* [GIVEN REQUEST]
Every entry below must be repeated exactly; skip the pictures.

[Recorded data]
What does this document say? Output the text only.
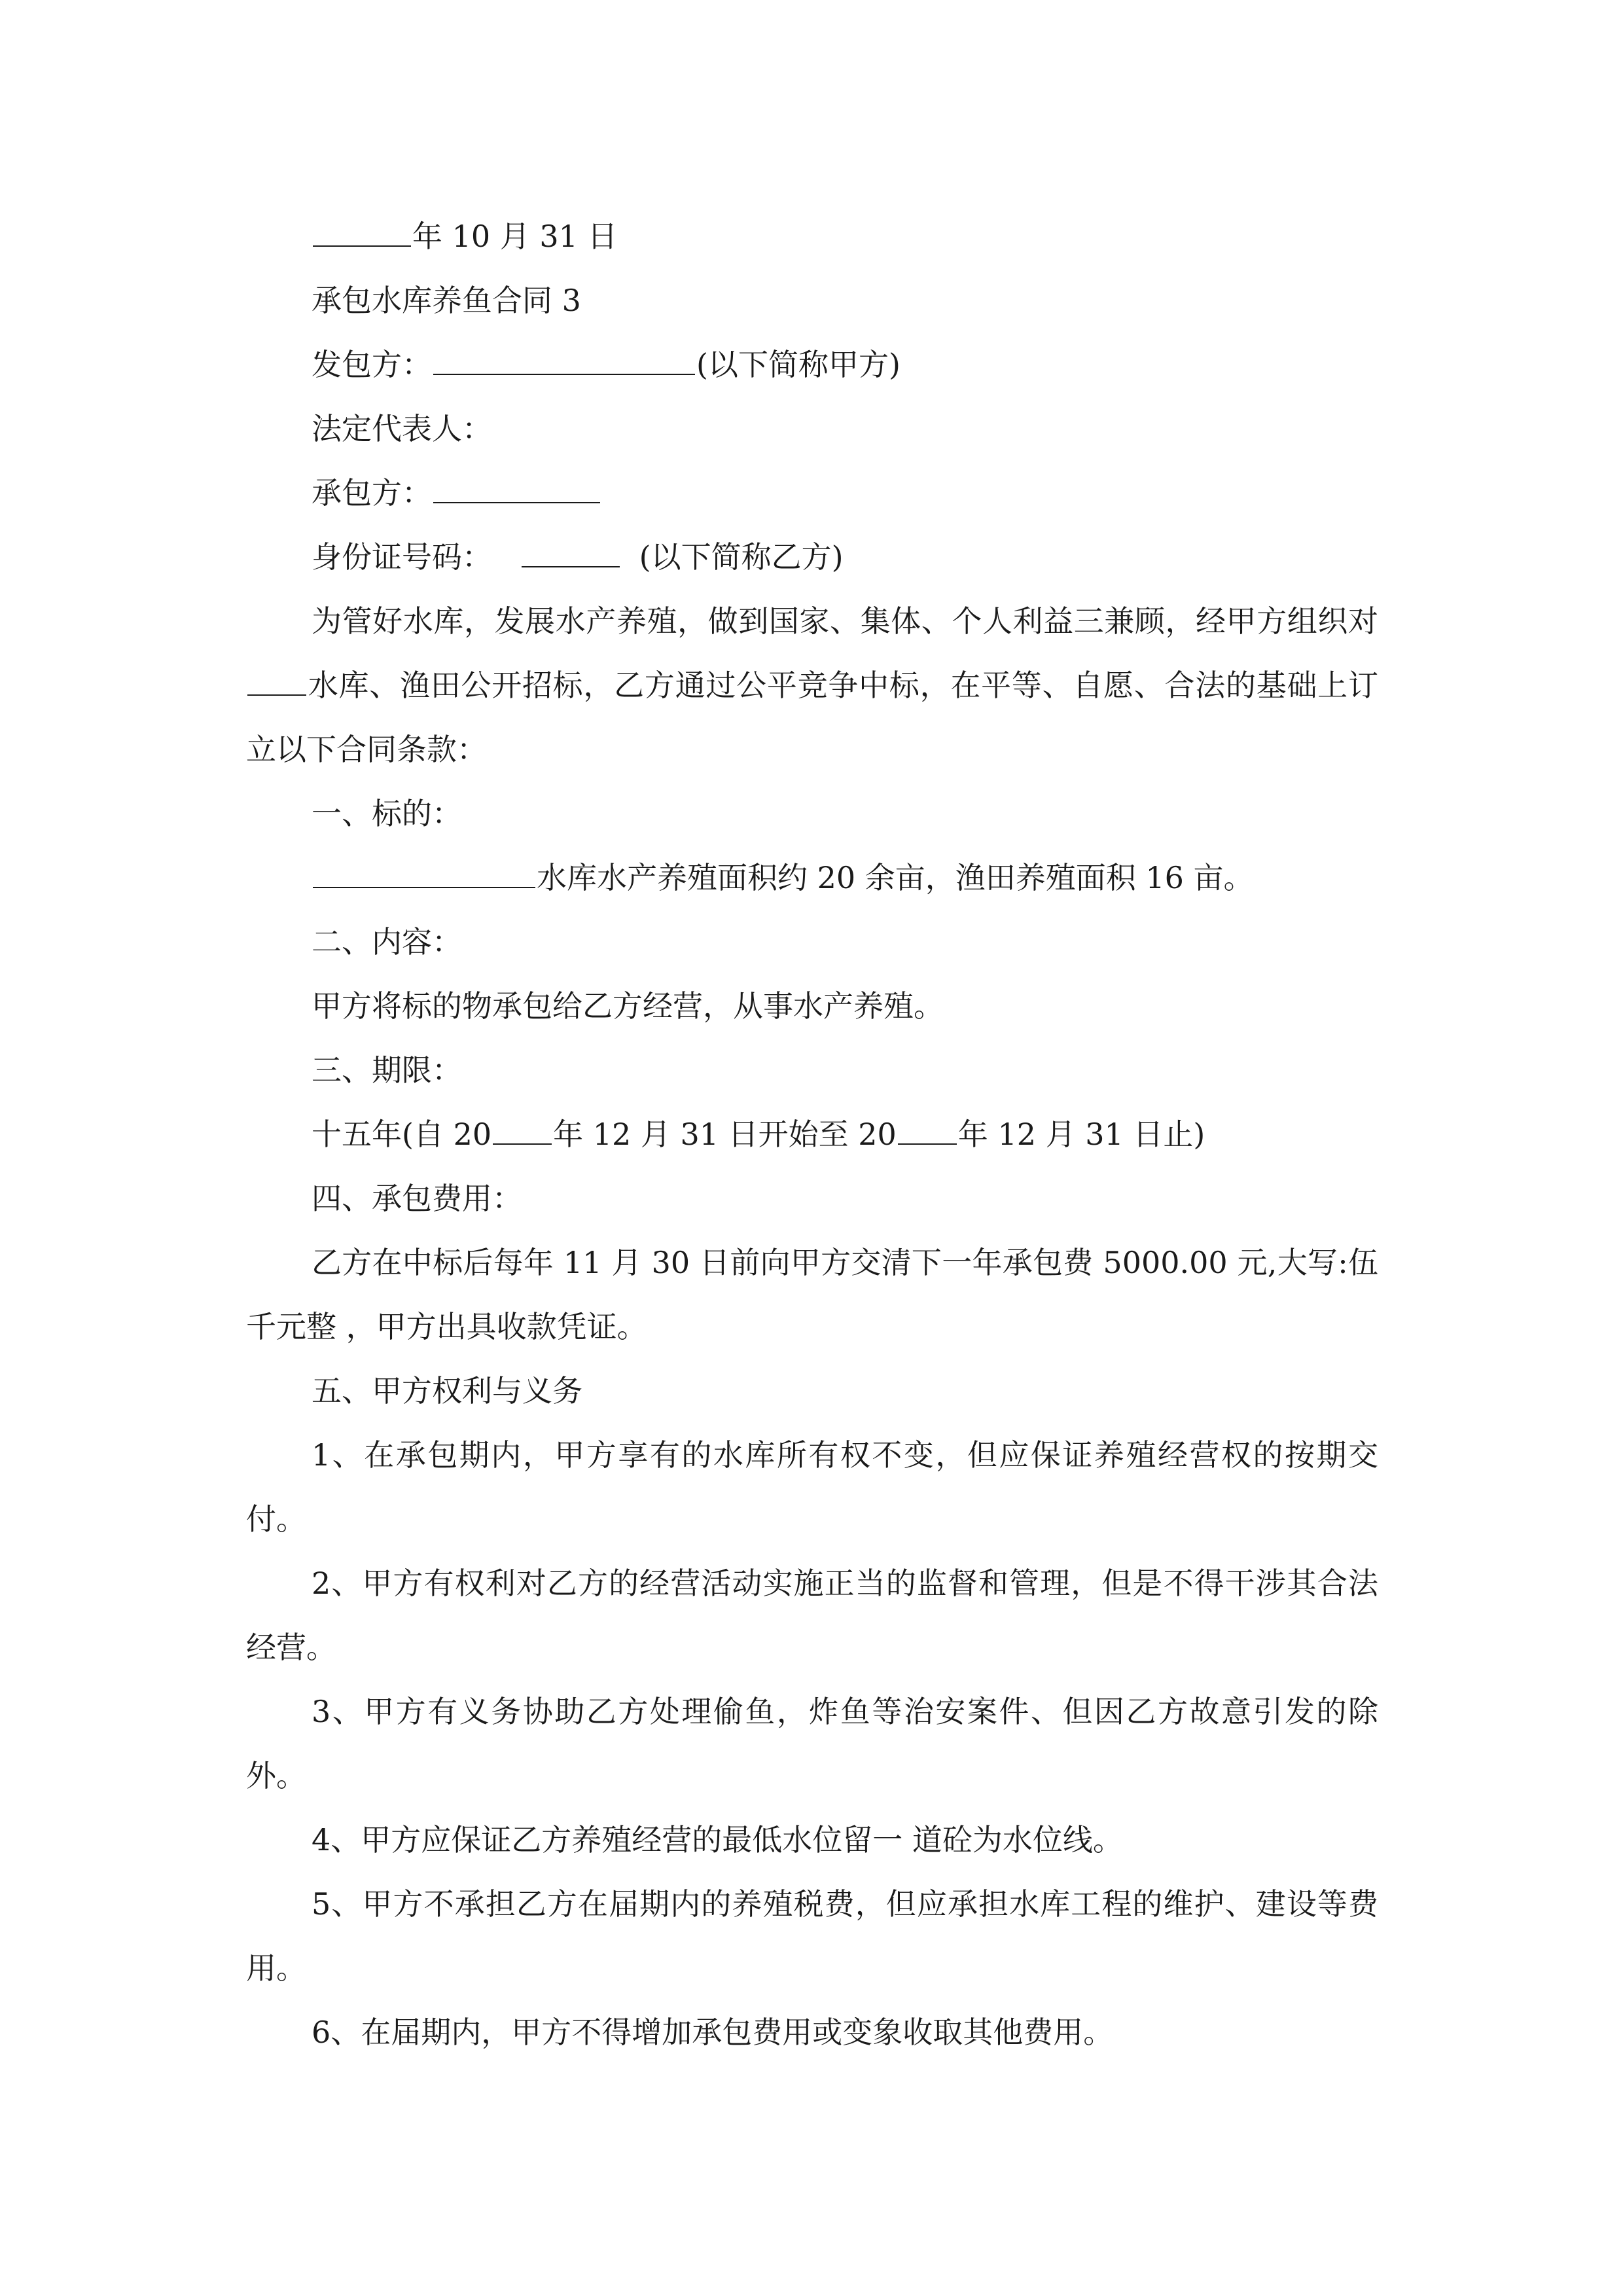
年 10 月 31 日
承包水库养鱼合同 3
发包方：	(以下简称甲方)
法定代表人：
承包方：
身份证号码：	(以下简称乙方)
为管好水库，发展水产养殖，做到国家、集体、个人利益三兼顾，经甲方组织对水库、渔田公开招标，乙方通过公平竞争中标，在平等、自愿、合法的基础上订立以下合同条款：
一、标的：
水库水产养殖面积约 20 余亩，渔田养殖面积 16 亩。
二、内容：
甲方将标的物承包给乙方经营，从事水产养殖。
三、期限：
十五年(自 20 年 12 月 31 日开始至 20 年 12 月 31 日止)
四、承包费用：
乙方在中标后每年 11 月 30 日前向甲方交清下一年承包费 5000.00 元,大写:伍千元整 ，甲方出具收款凭证。
五、甲方权利与义务
1、在承包期内，甲方享有的水库所有权不变，但应保证养殖经营权的按期交付。
2、甲方有权利对乙方的经营活动实施正当的监督和管理，但是不得干涉其合法经营。
3、甲方有义务协助乙方处理偷鱼，炸鱼等治安案件、但因乙方故意引发的除外。
4、甲方应保证乙方养殖经营的最低水位留一 道砼为水位线。
5、甲方不承担乙方在届期内的养殖税费，但应承担水库工程的维护、建设等费用。
6、在届期内，甲方不得增加承包费用或变象收取其他费用。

* [RESPONSE TO THE EXERCISE]
What does this document say? Output the text only.
年 10 月 31 日
承包水库养鱼合同 3
发包方：	(以下简称甲方)
法定代表人：
承包方：
身份证号码：	(以下简称乙方)
为管好水库，发展水产养殖，做到国家、集体、个人利益三兼顾，经甲方组织对水库、渔田公开招标，乙方通过公平竞争中标，在平等、自愿、合法的基础上订立以下合同条款：
一、标的：
水库水产养殖面积约 20 余亩，渔田养殖面积 16 亩。
二、内容：
甲方将标的物承包给乙方经营，从事水产养殖。
三、期限：
十五年(自 20 年 12 月 31 日开始至 20 年 12 月 31 日止)
四、承包费用：
乙方在中标后每年 11 月 30 日前向甲方交清下一年承包费 5000.00 元,大写:伍千元整 ，甲方出具收款凭证。
五、甲方权利与义务
1、在承包期内，甲方享有的水库所有权不变，但应保证养殖经营权的按期交付。
2、甲方有权利对乙方的经营活动实施正当的监督和管理，但是不得干涉其合法经营。
3、甲方有义务协助乙方处理偷鱼，炸鱼等治安案件、但因乙方故意引发的除外。
4、甲方应保证乙方养殖经营的最低水位留一 道砼为水位线。
5、甲方不承担乙方在届期内的养殖税费，但应承担水库工程的维护、建设等费用。
6、在届期内，甲方不得增加承包费用或变象收取其他费用。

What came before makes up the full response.